## [Exercise task]
List each line of the data that holds the string "Connect", please.

========

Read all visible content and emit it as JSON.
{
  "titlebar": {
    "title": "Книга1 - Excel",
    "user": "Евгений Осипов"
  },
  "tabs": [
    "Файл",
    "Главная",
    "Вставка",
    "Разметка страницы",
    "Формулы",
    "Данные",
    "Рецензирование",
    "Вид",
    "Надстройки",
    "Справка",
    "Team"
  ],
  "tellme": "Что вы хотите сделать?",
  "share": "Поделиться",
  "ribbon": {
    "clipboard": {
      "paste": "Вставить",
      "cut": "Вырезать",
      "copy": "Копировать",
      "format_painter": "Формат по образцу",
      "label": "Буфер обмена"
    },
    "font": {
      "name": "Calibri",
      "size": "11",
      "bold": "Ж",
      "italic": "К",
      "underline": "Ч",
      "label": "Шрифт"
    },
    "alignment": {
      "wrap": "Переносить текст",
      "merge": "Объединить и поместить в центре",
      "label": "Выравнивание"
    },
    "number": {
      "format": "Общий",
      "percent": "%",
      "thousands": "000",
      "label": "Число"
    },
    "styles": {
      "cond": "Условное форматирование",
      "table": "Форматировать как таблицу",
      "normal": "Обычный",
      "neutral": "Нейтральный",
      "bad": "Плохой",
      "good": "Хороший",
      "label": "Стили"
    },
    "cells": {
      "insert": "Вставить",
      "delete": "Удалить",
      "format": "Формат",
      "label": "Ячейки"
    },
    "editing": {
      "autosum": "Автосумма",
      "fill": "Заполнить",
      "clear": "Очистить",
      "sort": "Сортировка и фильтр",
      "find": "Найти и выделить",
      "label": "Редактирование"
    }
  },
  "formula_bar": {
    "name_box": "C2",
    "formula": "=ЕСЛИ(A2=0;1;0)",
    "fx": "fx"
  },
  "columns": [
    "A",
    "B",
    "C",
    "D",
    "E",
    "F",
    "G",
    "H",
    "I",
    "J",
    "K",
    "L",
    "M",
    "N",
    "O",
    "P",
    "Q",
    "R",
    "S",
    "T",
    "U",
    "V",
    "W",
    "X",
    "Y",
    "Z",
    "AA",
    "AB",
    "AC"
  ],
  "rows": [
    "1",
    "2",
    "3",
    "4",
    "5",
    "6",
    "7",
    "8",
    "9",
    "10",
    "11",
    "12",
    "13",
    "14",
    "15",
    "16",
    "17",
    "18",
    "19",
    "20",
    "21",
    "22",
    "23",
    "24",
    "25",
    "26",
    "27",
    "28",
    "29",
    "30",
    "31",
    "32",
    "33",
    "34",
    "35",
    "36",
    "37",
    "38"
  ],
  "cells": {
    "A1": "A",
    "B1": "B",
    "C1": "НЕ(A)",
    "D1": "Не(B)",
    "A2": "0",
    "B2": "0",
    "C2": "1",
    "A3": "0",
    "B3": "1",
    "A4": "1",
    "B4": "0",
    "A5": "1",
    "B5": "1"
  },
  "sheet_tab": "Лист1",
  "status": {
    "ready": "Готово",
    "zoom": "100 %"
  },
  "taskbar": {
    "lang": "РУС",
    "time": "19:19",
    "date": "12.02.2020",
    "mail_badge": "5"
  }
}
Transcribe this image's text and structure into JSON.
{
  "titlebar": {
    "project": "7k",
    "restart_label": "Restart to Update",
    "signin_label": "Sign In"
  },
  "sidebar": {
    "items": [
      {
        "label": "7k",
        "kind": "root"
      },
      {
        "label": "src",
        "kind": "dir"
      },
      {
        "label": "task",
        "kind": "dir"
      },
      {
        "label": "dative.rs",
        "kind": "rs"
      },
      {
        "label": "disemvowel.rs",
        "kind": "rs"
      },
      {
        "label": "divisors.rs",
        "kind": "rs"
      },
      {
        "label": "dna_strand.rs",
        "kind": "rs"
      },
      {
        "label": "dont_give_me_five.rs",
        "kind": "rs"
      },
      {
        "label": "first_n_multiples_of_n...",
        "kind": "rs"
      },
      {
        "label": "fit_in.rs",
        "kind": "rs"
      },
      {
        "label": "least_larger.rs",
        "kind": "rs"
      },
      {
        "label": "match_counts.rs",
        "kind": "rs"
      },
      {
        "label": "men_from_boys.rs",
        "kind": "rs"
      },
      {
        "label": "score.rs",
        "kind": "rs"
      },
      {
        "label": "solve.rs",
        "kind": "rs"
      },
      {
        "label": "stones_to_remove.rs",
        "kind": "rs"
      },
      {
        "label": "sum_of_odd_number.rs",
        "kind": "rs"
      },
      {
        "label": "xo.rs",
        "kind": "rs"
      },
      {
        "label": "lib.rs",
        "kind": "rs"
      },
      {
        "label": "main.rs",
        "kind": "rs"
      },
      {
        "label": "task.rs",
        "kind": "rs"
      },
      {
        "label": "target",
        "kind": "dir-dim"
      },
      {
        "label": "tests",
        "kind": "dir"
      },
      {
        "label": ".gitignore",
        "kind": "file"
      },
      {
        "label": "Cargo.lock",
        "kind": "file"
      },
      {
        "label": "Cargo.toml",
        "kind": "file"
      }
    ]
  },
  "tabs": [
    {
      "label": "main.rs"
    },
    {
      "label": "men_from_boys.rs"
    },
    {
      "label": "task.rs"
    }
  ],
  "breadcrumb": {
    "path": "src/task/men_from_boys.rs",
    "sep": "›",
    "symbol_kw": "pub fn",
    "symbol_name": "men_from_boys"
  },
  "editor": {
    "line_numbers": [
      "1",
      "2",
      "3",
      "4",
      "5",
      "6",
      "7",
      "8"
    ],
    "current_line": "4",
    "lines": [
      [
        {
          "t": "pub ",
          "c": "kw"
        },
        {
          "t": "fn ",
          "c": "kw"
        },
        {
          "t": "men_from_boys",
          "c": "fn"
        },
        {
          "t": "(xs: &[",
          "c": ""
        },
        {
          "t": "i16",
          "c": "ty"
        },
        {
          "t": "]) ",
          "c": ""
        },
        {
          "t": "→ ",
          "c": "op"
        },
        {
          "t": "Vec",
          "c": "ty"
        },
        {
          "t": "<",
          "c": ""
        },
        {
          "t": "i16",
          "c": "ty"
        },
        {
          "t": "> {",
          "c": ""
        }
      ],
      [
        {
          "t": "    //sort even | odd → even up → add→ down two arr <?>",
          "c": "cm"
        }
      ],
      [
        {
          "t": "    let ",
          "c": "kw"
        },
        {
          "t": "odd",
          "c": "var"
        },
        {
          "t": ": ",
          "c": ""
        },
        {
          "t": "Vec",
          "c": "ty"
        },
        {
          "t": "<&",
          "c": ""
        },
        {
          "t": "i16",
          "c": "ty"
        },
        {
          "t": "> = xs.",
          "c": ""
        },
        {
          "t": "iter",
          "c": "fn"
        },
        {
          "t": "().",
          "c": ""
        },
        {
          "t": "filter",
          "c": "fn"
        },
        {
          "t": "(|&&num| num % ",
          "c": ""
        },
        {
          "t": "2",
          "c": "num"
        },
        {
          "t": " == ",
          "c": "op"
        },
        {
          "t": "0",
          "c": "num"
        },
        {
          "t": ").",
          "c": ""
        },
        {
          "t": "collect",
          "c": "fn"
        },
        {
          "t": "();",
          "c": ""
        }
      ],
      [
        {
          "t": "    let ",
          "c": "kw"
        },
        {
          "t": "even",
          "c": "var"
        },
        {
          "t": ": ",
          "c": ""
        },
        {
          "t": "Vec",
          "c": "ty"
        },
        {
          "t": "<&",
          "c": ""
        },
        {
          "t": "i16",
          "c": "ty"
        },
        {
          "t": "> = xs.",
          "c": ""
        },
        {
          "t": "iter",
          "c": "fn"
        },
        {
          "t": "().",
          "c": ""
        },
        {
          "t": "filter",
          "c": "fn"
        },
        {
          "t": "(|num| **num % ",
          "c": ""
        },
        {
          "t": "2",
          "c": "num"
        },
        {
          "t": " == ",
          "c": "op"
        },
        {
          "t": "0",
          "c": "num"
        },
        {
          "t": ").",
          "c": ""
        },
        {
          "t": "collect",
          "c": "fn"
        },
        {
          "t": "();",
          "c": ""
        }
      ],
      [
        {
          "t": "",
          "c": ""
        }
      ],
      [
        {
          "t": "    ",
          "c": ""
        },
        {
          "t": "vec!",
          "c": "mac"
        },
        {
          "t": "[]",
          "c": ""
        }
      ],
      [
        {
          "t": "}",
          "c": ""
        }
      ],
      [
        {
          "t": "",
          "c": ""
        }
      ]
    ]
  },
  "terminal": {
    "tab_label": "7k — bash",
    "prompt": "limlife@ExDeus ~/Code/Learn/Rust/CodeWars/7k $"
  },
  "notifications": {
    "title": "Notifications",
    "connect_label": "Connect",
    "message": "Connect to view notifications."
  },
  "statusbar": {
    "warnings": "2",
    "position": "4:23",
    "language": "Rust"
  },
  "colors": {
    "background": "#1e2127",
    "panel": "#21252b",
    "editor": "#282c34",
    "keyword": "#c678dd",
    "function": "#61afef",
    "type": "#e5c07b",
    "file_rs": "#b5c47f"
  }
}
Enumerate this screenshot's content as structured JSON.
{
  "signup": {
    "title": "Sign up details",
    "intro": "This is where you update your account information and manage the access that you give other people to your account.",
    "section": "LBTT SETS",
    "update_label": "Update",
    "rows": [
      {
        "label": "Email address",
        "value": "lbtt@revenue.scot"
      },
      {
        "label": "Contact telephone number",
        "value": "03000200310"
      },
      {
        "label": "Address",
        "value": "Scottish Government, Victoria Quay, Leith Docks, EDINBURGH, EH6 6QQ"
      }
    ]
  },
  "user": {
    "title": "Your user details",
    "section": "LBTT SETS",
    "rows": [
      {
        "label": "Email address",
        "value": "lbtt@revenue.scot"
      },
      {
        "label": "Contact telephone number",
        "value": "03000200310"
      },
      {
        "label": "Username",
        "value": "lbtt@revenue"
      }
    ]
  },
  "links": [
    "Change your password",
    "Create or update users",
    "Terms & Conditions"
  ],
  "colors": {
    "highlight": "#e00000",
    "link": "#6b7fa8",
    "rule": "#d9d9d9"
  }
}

========

## [Written solution]
    "connect_label": "Connect",
    "message": "Connect to view notifications."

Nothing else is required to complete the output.